» DATA SHOWN

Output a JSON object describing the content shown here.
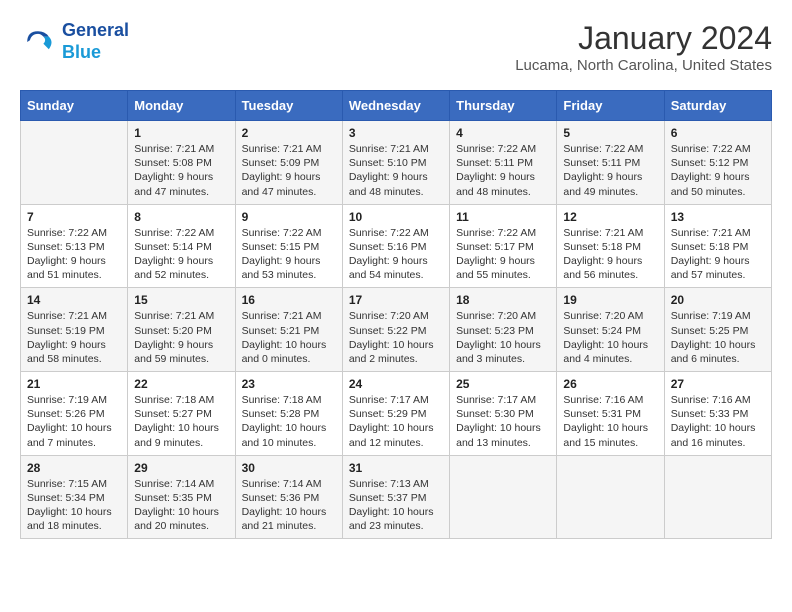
{
  "header": {
    "logo": {
      "line1": "General",
      "line2": "Blue"
    },
    "title": "January 2024",
    "location": "Lucama, North Carolina, United States"
  },
  "weekdays": [
    "Sunday",
    "Monday",
    "Tuesday",
    "Wednesday",
    "Thursday",
    "Friday",
    "Saturday"
  ],
  "weeks": [
    [
      {
        "day": null,
        "info": null
      },
      {
        "day": "1",
        "info": "Sunrise: 7:21 AM\nSunset: 5:08 PM\nDaylight: 9 hours\nand 47 minutes."
      },
      {
        "day": "2",
        "info": "Sunrise: 7:21 AM\nSunset: 5:09 PM\nDaylight: 9 hours\nand 47 minutes."
      },
      {
        "day": "3",
        "info": "Sunrise: 7:21 AM\nSunset: 5:10 PM\nDaylight: 9 hours\nand 48 minutes."
      },
      {
        "day": "4",
        "info": "Sunrise: 7:22 AM\nSunset: 5:11 PM\nDaylight: 9 hours\nand 48 minutes."
      },
      {
        "day": "5",
        "info": "Sunrise: 7:22 AM\nSunset: 5:11 PM\nDaylight: 9 hours\nand 49 minutes."
      },
      {
        "day": "6",
        "info": "Sunrise: 7:22 AM\nSunset: 5:12 PM\nDaylight: 9 hours\nand 50 minutes."
      }
    ],
    [
      {
        "day": "7",
        "info": "Sunrise: 7:22 AM\nSunset: 5:13 PM\nDaylight: 9 hours\nand 51 minutes."
      },
      {
        "day": "8",
        "info": "Sunrise: 7:22 AM\nSunset: 5:14 PM\nDaylight: 9 hours\nand 52 minutes."
      },
      {
        "day": "9",
        "info": "Sunrise: 7:22 AM\nSunset: 5:15 PM\nDaylight: 9 hours\nand 53 minutes."
      },
      {
        "day": "10",
        "info": "Sunrise: 7:22 AM\nSunset: 5:16 PM\nDaylight: 9 hours\nand 54 minutes."
      },
      {
        "day": "11",
        "info": "Sunrise: 7:22 AM\nSunset: 5:17 PM\nDaylight: 9 hours\nand 55 minutes."
      },
      {
        "day": "12",
        "info": "Sunrise: 7:21 AM\nSunset: 5:18 PM\nDaylight: 9 hours\nand 56 minutes."
      },
      {
        "day": "13",
        "info": "Sunrise: 7:21 AM\nSunset: 5:18 PM\nDaylight: 9 hours\nand 57 minutes."
      }
    ],
    [
      {
        "day": "14",
        "info": "Sunrise: 7:21 AM\nSunset: 5:19 PM\nDaylight: 9 hours\nand 58 minutes."
      },
      {
        "day": "15",
        "info": "Sunrise: 7:21 AM\nSunset: 5:20 PM\nDaylight: 9 hours\nand 59 minutes."
      },
      {
        "day": "16",
        "info": "Sunrise: 7:21 AM\nSunset: 5:21 PM\nDaylight: 10 hours\nand 0 minutes."
      },
      {
        "day": "17",
        "info": "Sunrise: 7:20 AM\nSunset: 5:22 PM\nDaylight: 10 hours\nand 2 minutes."
      },
      {
        "day": "18",
        "info": "Sunrise: 7:20 AM\nSunset: 5:23 PM\nDaylight: 10 hours\nand 3 minutes."
      },
      {
        "day": "19",
        "info": "Sunrise: 7:20 AM\nSunset: 5:24 PM\nDaylight: 10 hours\nand 4 minutes."
      },
      {
        "day": "20",
        "info": "Sunrise: 7:19 AM\nSunset: 5:25 PM\nDaylight: 10 hours\nand 6 minutes."
      }
    ],
    [
      {
        "day": "21",
        "info": "Sunrise: 7:19 AM\nSunset: 5:26 PM\nDaylight: 10 hours\nand 7 minutes."
      },
      {
        "day": "22",
        "info": "Sunrise: 7:18 AM\nSunset: 5:27 PM\nDaylight: 10 hours\nand 9 minutes."
      },
      {
        "day": "23",
        "info": "Sunrise: 7:18 AM\nSunset: 5:28 PM\nDaylight: 10 hours\nand 10 minutes."
      },
      {
        "day": "24",
        "info": "Sunrise: 7:17 AM\nSunset: 5:29 PM\nDaylight: 10 hours\nand 12 minutes."
      },
      {
        "day": "25",
        "info": "Sunrise: 7:17 AM\nSunset: 5:30 PM\nDaylight: 10 hours\nand 13 minutes."
      },
      {
        "day": "26",
        "info": "Sunrise: 7:16 AM\nSunset: 5:31 PM\nDaylight: 10 hours\nand 15 minutes."
      },
      {
        "day": "27",
        "info": "Sunrise: 7:16 AM\nSunset: 5:33 PM\nDaylight: 10 hours\nand 16 minutes."
      }
    ],
    [
      {
        "day": "28",
        "info": "Sunrise: 7:15 AM\nSunset: 5:34 PM\nDaylight: 10 hours\nand 18 minutes."
      },
      {
        "day": "29",
        "info": "Sunrise: 7:14 AM\nSunset: 5:35 PM\nDaylight: 10 hours\nand 20 minutes."
      },
      {
        "day": "30",
        "info": "Sunrise: 7:14 AM\nSunset: 5:36 PM\nDaylight: 10 hours\nand 21 minutes."
      },
      {
        "day": "31",
        "info": "Sunrise: 7:13 AM\nSunset: 5:37 PM\nDaylight: 10 hours\nand 23 minutes."
      },
      {
        "day": null,
        "info": null
      },
      {
        "day": null,
        "info": null
      },
      {
        "day": null,
        "info": null
      }
    ]
  ]
}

» WRITTEN EXERCISE
Quote the preceding records in their entirety, excluding every picture.

» SOLVED PROBLEM
Output a JSON object describing the content shown here.
{
  "header": {
    "logo": {
      "line1": "General",
      "line2": "Blue"
    },
    "title": "January 2024",
    "location": "Lucama, North Carolina, United States"
  },
  "weekdays": [
    "Sunday",
    "Monday",
    "Tuesday",
    "Wednesday",
    "Thursday",
    "Friday",
    "Saturday"
  ],
  "weeks": [
    [
      {
        "day": null,
        "info": null
      },
      {
        "day": "1",
        "info": "Sunrise: 7:21 AM\nSunset: 5:08 PM\nDaylight: 9 hours\nand 47 minutes."
      },
      {
        "day": "2",
        "info": "Sunrise: 7:21 AM\nSunset: 5:09 PM\nDaylight: 9 hours\nand 47 minutes."
      },
      {
        "day": "3",
        "info": "Sunrise: 7:21 AM\nSunset: 5:10 PM\nDaylight: 9 hours\nand 48 minutes."
      },
      {
        "day": "4",
        "info": "Sunrise: 7:22 AM\nSunset: 5:11 PM\nDaylight: 9 hours\nand 48 minutes."
      },
      {
        "day": "5",
        "info": "Sunrise: 7:22 AM\nSunset: 5:11 PM\nDaylight: 9 hours\nand 49 minutes."
      },
      {
        "day": "6",
        "info": "Sunrise: 7:22 AM\nSunset: 5:12 PM\nDaylight: 9 hours\nand 50 minutes."
      }
    ],
    [
      {
        "day": "7",
        "info": "Sunrise: 7:22 AM\nSunset: 5:13 PM\nDaylight: 9 hours\nand 51 minutes."
      },
      {
        "day": "8",
        "info": "Sunrise: 7:22 AM\nSunset: 5:14 PM\nDaylight: 9 hours\nand 52 minutes."
      },
      {
        "day": "9",
        "info": "Sunrise: 7:22 AM\nSunset: 5:15 PM\nDaylight: 9 hours\nand 53 minutes."
      },
      {
        "day": "10",
        "info": "Sunrise: 7:22 AM\nSunset: 5:16 PM\nDaylight: 9 hours\nand 54 minutes."
      },
      {
        "day": "11",
        "info": "Sunrise: 7:22 AM\nSunset: 5:17 PM\nDaylight: 9 hours\nand 55 minutes."
      },
      {
        "day": "12",
        "info": "Sunrise: 7:21 AM\nSunset: 5:18 PM\nDaylight: 9 hours\nand 56 minutes."
      },
      {
        "day": "13",
        "info": "Sunrise: 7:21 AM\nSunset: 5:18 PM\nDaylight: 9 hours\nand 57 minutes."
      }
    ],
    [
      {
        "day": "14",
        "info": "Sunrise: 7:21 AM\nSunset: 5:19 PM\nDaylight: 9 hours\nand 58 minutes."
      },
      {
        "day": "15",
        "info": "Sunrise: 7:21 AM\nSunset: 5:20 PM\nDaylight: 9 hours\nand 59 minutes."
      },
      {
        "day": "16",
        "info": "Sunrise: 7:21 AM\nSunset: 5:21 PM\nDaylight: 10 hours\nand 0 minutes."
      },
      {
        "day": "17",
        "info": "Sunrise: 7:20 AM\nSunset: 5:22 PM\nDaylight: 10 hours\nand 2 minutes."
      },
      {
        "day": "18",
        "info": "Sunrise: 7:20 AM\nSunset: 5:23 PM\nDaylight: 10 hours\nand 3 minutes."
      },
      {
        "day": "19",
        "info": "Sunrise: 7:20 AM\nSunset: 5:24 PM\nDaylight: 10 hours\nand 4 minutes."
      },
      {
        "day": "20",
        "info": "Sunrise: 7:19 AM\nSunset: 5:25 PM\nDaylight: 10 hours\nand 6 minutes."
      }
    ],
    [
      {
        "day": "21",
        "info": "Sunrise: 7:19 AM\nSunset: 5:26 PM\nDaylight: 10 hours\nand 7 minutes."
      },
      {
        "day": "22",
        "info": "Sunrise: 7:18 AM\nSunset: 5:27 PM\nDaylight: 10 hours\nand 9 minutes."
      },
      {
        "day": "23",
        "info": "Sunrise: 7:18 AM\nSunset: 5:28 PM\nDaylight: 10 hours\nand 10 minutes."
      },
      {
        "day": "24",
        "info": "Sunrise: 7:17 AM\nSunset: 5:29 PM\nDaylight: 10 hours\nand 12 minutes."
      },
      {
        "day": "25",
        "info": "Sunrise: 7:17 AM\nSunset: 5:30 PM\nDaylight: 10 hours\nand 13 minutes."
      },
      {
        "day": "26",
        "info": "Sunrise: 7:16 AM\nSunset: 5:31 PM\nDaylight: 10 hours\nand 15 minutes."
      },
      {
        "day": "27",
        "info": "Sunrise: 7:16 AM\nSunset: 5:33 PM\nDaylight: 10 hours\nand 16 minutes."
      }
    ],
    [
      {
        "day": "28",
        "info": "Sunrise: 7:15 AM\nSunset: 5:34 PM\nDaylight: 10 hours\nand 18 minutes."
      },
      {
        "day": "29",
        "info": "Sunrise: 7:14 AM\nSunset: 5:35 PM\nDaylight: 10 hours\nand 20 minutes."
      },
      {
        "day": "30",
        "info": "Sunrise: 7:14 AM\nSunset: 5:36 PM\nDaylight: 10 hours\nand 21 minutes."
      },
      {
        "day": "31",
        "info": "Sunrise: 7:13 AM\nSunset: 5:37 PM\nDaylight: 10 hours\nand 23 minutes."
      },
      {
        "day": null,
        "info": null
      },
      {
        "day": null,
        "info": null
      },
      {
        "day": null,
        "info": null
      }
    ]
  ]
}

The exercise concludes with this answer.